§ Aim of the task:
Repeat the material below exactly, with no pictures.

§ Entries provided:
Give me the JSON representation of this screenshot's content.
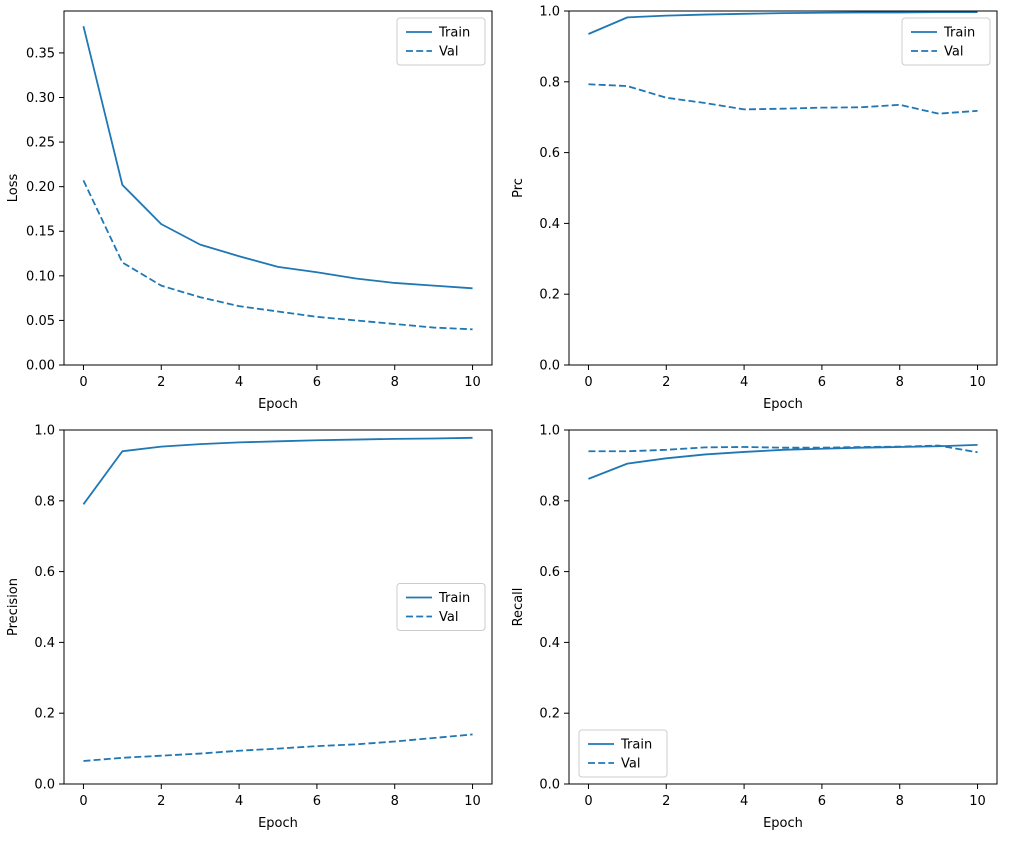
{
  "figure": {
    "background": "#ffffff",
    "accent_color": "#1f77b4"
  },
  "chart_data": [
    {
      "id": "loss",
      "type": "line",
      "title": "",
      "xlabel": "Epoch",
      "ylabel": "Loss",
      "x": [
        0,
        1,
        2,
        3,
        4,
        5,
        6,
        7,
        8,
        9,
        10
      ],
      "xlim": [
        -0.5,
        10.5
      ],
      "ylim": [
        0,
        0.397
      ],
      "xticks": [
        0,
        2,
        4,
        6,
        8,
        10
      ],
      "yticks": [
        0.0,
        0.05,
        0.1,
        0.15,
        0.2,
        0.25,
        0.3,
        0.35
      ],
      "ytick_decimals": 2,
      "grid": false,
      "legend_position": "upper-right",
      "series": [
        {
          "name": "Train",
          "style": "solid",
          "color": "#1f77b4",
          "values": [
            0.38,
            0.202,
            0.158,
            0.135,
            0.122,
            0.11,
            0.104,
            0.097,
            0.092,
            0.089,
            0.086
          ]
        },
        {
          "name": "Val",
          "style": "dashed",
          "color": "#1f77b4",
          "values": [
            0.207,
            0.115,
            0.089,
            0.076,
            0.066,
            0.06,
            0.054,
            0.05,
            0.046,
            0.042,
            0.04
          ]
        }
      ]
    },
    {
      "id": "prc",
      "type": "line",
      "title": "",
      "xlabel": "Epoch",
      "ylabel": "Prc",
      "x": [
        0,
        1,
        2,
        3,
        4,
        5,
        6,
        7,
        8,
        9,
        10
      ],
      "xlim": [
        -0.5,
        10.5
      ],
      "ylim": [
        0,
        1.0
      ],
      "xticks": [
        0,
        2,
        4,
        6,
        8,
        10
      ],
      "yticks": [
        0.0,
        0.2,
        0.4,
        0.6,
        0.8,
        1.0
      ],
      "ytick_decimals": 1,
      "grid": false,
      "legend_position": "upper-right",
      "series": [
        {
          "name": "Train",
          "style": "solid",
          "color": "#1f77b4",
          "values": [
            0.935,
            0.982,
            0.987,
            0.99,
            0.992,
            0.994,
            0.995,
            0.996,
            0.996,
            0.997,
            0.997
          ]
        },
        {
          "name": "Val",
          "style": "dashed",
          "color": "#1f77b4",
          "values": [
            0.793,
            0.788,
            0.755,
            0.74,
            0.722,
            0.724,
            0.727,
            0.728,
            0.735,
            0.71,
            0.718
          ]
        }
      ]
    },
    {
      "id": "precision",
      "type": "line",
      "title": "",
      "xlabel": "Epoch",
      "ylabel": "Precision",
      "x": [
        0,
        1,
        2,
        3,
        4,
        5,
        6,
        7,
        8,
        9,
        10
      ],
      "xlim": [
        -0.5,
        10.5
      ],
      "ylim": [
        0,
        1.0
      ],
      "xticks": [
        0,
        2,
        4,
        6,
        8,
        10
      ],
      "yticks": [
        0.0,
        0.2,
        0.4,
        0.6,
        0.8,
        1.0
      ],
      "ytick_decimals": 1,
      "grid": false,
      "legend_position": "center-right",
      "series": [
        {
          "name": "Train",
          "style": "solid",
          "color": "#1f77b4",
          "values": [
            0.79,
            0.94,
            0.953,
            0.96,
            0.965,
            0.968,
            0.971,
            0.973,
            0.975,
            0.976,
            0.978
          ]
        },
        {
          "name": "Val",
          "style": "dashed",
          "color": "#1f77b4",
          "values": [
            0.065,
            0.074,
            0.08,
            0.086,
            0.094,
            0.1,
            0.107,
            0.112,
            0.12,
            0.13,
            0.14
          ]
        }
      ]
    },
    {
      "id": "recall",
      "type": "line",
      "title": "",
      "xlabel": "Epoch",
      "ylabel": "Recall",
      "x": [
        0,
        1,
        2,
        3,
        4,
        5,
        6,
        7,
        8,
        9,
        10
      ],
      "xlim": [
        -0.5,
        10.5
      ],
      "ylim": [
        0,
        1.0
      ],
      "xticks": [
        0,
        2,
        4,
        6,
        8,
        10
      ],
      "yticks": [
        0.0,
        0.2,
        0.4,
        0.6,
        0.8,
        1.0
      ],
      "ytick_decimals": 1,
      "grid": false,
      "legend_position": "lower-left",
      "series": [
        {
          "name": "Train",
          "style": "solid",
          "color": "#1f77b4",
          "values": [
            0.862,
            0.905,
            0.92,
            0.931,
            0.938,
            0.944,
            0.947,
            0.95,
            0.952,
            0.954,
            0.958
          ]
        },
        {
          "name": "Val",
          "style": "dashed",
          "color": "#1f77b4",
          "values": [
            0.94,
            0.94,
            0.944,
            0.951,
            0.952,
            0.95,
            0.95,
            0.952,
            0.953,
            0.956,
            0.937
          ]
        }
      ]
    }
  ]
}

§ Result of this exercise:
Give me the JSON representation of this screenshot's content.
{
  "figure": {
    "background": "#ffffff",
    "accent_color": "#1f77b4"
  },
  "chart_data": [
    {
      "id": "loss",
      "type": "line",
      "title": "",
      "xlabel": "Epoch",
      "ylabel": "Loss",
      "x": [
        0,
        1,
        2,
        3,
        4,
        5,
        6,
        7,
        8,
        9,
        10
      ],
      "xlim": [
        -0.5,
        10.5
      ],
      "ylim": [
        0,
        0.397
      ],
      "xticks": [
        0,
        2,
        4,
        6,
        8,
        10
      ],
      "yticks": [
        0.0,
        0.05,
        0.1,
        0.15,
        0.2,
        0.25,
        0.3,
        0.35
      ],
      "ytick_decimals": 2,
      "grid": false,
      "legend_position": "upper-right",
      "series": [
        {
          "name": "Train",
          "style": "solid",
          "color": "#1f77b4",
          "values": [
            0.38,
            0.202,
            0.158,
            0.135,
            0.122,
            0.11,
            0.104,
            0.097,
            0.092,
            0.089,
            0.086
          ]
        },
        {
          "name": "Val",
          "style": "dashed",
          "color": "#1f77b4",
          "values": [
            0.207,
            0.115,
            0.089,
            0.076,
            0.066,
            0.06,
            0.054,
            0.05,
            0.046,
            0.042,
            0.04
          ]
        }
      ]
    },
    {
      "id": "prc",
      "type": "line",
      "title": "",
      "xlabel": "Epoch",
      "ylabel": "Prc",
      "x": [
        0,
        1,
        2,
        3,
        4,
        5,
        6,
        7,
        8,
        9,
        10
      ],
      "xlim": [
        -0.5,
        10.5
      ],
      "ylim": [
        0,
        1.0
      ],
      "xticks": [
        0,
        2,
        4,
        6,
        8,
        10
      ],
      "yticks": [
        0.0,
        0.2,
        0.4,
        0.6,
        0.8,
        1.0
      ],
      "ytick_decimals": 1,
      "grid": false,
      "legend_position": "upper-right",
      "series": [
        {
          "name": "Train",
          "style": "solid",
          "color": "#1f77b4",
          "values": [
            0.935,
            0.982,
            0.987,
            0.99,
            0.992,
            0.994,
            0.995,
            0.996,
            0.996,
            0.997,
            0.997
          ]
        },
        {
          "name": "Val",
          "style": "dashed",
          "color": "#1f77b4",
          "values": [
            0.793,
            0.788,
            0.755,
            0.74,
            0.722,
            0.724,
            0.727,
            0.728,
            0.735,
            0.71,
            0.718
          ]
        }
      ]
    },
    {
      "id": "precision",
      "type": "line",
      "title": "",
      "xlabel": "Epoch",
      "ylabel": "Precision",
      "x": [
        0,
        1,
        2,
        3,
        4,
        5,
        6,
        7,
        8,
        9,
        10
      ],
      "xlim": [
        -0.5,
        10.5
      ],
      "ylim": [
        0,
        1.0
      ],
      "xticks": [
        0,
        2,
        4,
        6,
        8,
        10
      ],
      "yticks": [
        0.0,
        0.2,
        0.4,
        0.6,
        0.8,
        1.0
      ],
      "ytick_decimals": 1,
      "grid": false,
      "legend_position": "center-right",
      "series": [
        {
          "name": "Train",
          "style": "solid",
          "color": "#1f77b4",
          "values": [
            0.79,
            0.94,
            0.953,
            0.96,
            0.965,
            0.968,
            0.971,
            0.973,
            0.975,
            0.976,
            0.978
          ]
        },
        {
          "name": "Val",
          "style": "dashed",
          "color": "#1f77b4",
          "values": [
            0.065,
            0.074,
            0.08,
            0.086,
            0.094,
            0.1,
            0.107,
            0.112,
            0.12,
            0.13,
            0.14
          ]
        }
      ]
    },
    {
      "id": "recall",
      "type": "line",
      "title": "",
      "xlabel": "Epoch",
      "ylabel": "Recall",
      "x": [
        0,
        1,
        2,
        3,
        4,
        5,
        6,
        7,
        8,
        9,
        10
      ],
      "xlim": [
        -0.5,
        10.5
      ],
      "ylim": [
        0,
        1.0
      ],
      "xticks": [
        0,
        2,
        4,
        6,
        8,
        10
      ],
      "yticks": [
        0.0,
        0.2,
        0.4,
        0.6,
        0.8,
        1.0
      ],
      "ytick_decimals": 1,
      "grid": false,
      "legend_position": "lower-left",
      "series": [
        {
          "name": "Train",
          "style": "solid",
          "color": "#1f77b4",
          "values": [
            0.862,
            0.905,
            0.92,
            0.931,
            0.938,
            0.944,
            0.947,
            0.95,
            0.952,
            0.954,
            0.958
          ]
        },
        {
          "name": "Val",
          "style": "dashed",
          "color": "#1f77b4",
          "values": [
            0.94,
            0.94,
            0.944,
            0.951,
            0.952,
            0.95,
            0.95,
            0.952,
            0.953,
            0.956,
            0.937
          ]
        }
      ]
    }
  ]
}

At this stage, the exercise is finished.